** START OF READING TEXT **
Collaborating via Web-Based Communication Tools : Evaluating Instant Messaging Services

11/29/2011 9:08:11 AM
Email is just one way to communicate online. For many users, instant messaging is a better way to talk; it’s more immediate, because you can send text messages in real time to your friends and coworkers. No more waiting for people to respond to your emails—when both parties are online at the same time, it’s just like having a one-on-one conversation!

Technology-wise, email works a little differently from most Internet applications. Email (both web based and POP), Usenet, and the World Wide Web operate via a traditional client/server model, with most of the heavy lifting done via a network of dedicated servers. For example, your POP email is stored on and managed by an email server, while all the pages on the web are hosted on millions of individual web servers.

Instant messaging, however, doesn’t use servers at all. When you send an instant message to another user, that message goes directly to that user’s PC; it’s not filtered by or stored on any servers. The technical name for this type of connection is peer-to-peer (P2P), because the two computers involved are peers to each other.

All instant messaging needs to work is a piece of client software (one for each computer involved, of course) and the IP addresses of each computer. The messages go directly from one IP address to another, with no servers in the middle to slow things down. (Naturally, the data must still make its way through numerous routers to get to the other PC, but that’s part and parcel of any Internet-based application.)
** END OF READING TEXT **
** START OF DATASET EXTRACT **
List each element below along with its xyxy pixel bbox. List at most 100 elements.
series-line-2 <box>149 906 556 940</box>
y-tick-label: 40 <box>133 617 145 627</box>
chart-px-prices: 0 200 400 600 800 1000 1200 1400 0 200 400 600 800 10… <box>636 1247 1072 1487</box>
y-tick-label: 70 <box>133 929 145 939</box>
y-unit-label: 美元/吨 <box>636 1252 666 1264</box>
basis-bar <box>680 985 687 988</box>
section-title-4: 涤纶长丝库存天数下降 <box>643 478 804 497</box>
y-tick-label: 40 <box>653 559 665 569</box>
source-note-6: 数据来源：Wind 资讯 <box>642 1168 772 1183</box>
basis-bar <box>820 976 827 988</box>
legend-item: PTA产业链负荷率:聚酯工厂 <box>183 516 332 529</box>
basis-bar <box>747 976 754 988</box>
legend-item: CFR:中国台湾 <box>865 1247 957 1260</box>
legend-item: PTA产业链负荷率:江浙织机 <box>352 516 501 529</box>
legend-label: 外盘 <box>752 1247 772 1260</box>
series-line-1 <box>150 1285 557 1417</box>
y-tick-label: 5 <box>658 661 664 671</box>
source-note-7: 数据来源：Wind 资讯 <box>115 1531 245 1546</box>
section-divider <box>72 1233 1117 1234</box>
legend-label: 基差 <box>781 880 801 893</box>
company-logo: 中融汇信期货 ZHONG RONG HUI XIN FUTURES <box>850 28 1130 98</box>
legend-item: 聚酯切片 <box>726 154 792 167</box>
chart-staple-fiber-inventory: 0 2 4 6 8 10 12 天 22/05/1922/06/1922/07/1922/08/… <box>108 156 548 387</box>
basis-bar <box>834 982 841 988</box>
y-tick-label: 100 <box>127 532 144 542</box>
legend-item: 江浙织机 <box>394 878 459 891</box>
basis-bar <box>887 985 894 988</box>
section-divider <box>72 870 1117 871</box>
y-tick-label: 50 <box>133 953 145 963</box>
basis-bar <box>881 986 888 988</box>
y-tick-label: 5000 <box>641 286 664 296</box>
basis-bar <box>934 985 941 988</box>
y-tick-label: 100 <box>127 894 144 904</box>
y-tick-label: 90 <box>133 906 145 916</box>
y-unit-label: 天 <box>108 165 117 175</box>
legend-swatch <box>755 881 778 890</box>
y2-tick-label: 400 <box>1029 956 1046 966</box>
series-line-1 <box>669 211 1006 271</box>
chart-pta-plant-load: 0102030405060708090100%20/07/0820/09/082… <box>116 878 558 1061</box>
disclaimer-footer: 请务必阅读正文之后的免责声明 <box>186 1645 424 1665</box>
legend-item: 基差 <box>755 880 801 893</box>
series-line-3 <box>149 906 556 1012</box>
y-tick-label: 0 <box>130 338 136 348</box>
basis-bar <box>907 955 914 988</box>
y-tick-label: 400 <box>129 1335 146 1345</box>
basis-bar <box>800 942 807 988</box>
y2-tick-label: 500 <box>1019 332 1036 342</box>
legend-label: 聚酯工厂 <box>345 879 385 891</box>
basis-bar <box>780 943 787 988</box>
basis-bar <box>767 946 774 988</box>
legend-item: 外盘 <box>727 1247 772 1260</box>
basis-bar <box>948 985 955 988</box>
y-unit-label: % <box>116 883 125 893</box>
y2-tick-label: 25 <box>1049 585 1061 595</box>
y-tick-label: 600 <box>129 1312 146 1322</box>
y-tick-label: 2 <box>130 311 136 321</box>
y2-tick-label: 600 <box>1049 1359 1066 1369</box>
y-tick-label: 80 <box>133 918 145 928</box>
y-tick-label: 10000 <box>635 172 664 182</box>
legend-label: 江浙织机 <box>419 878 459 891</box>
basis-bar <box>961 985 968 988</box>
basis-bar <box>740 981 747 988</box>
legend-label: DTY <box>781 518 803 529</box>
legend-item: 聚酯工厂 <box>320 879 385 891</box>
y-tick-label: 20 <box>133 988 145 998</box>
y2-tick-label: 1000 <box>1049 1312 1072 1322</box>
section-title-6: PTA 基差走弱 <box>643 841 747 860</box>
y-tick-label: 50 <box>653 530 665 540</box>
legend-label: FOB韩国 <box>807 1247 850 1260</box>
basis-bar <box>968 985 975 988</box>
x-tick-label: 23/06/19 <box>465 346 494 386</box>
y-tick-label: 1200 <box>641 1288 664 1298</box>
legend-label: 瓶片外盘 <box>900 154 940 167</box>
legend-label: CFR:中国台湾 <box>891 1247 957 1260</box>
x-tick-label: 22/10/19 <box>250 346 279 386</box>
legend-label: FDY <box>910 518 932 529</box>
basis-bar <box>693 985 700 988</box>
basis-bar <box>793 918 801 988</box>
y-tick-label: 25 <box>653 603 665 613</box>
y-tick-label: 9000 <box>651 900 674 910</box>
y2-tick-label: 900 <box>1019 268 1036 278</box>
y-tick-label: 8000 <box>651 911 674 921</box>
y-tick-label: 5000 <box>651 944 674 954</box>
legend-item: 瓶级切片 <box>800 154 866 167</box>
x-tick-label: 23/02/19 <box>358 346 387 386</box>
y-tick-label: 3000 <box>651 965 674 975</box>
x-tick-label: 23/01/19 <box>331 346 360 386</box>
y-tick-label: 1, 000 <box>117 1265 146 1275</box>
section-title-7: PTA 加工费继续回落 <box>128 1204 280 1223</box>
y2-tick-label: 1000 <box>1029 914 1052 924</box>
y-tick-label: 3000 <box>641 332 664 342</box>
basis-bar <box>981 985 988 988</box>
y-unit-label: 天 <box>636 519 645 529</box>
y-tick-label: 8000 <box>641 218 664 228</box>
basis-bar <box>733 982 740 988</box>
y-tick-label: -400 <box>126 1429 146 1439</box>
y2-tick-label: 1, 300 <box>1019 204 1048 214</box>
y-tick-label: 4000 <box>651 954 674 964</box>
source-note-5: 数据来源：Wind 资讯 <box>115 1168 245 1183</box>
** END OF DATASET EXTRACT **
» EXERCISE TASK 1
Name every Internet service that the instant messaging text says works through a traditional client/server model.
» EXERCISE TASK 2
Pick up the instant messaging text right after its last sentence and keep writing in the same style.
The listing is separate material and has nothing to do with the instant messaging text.

» TASK RESPONSE 1
Web-based email, POP email, Usenet, and the World Wide Web.

» TASK RESPONSE 2
There are several big players in the instant messaging market today, including America Online (with both AOL Instant Messenger and ICQ), Google (Google Talk), Microsoft (Windows Live Messenger), and Yahoo! (Yahoo! Messenger). Unfortunately, most of these products don’t work well (or at all) with each other. If you’re using Yahoo! Messenger, for example, you can’t communicate with someone running AOL Instant Messenger. That means you’ll want to use the IM program that all your friends and coworkers are using—so find that out before you download any software.

AOL Instant Messenger

The most-used instant messaging program is AOL Instant Messenger (www.aim.com), also known as AIM. AOL claims more than 60 million users, which makes it the number-two IM service today, second only to Yahoo! Messenger. For whatever reason, AIM is especially popular among the teen and preteen crowd, although people of all ages can and do use it.

AIM, shown in Figure 1, supports all manner of special features in addition to basic text messaging. You get file sharing, RSS feeds, group chats, ability to text message to and from mobile phones, voice chat, video chat, and even a mobile client. You can also enhance the basic AIM experience with a variety of official and user-created plug-ins.

Figure 1. Communicating with AOL Instant Messenger (AIM).

Google Talk

Google Talk is the name of both Google’s instant messaging network and its IM client. You can download the Google Talk client and learn more about the Google Talk network at talk.google.com.

You can access Google Talk from a web-based Google Talk gadget, a standalone Google Talk client program (similar to what’s offered by both AIM and Yahoo! Messenger), or from your Gmail and iGoogle web pages. As with competing IM systems, Google Talk lets you send and receive both text-based instant messages and Voice over IP (VoIP) Internet phone calls.

Most people will use Google Talk via the web-based Google Talk “gadget.” You launch the Google Talk gadget by going to talk.google.com and clicking the Launch Google Talk button. With the gadget, there’s no software to download; Google Talk opens in its own small browser window, as shown in Figure 2.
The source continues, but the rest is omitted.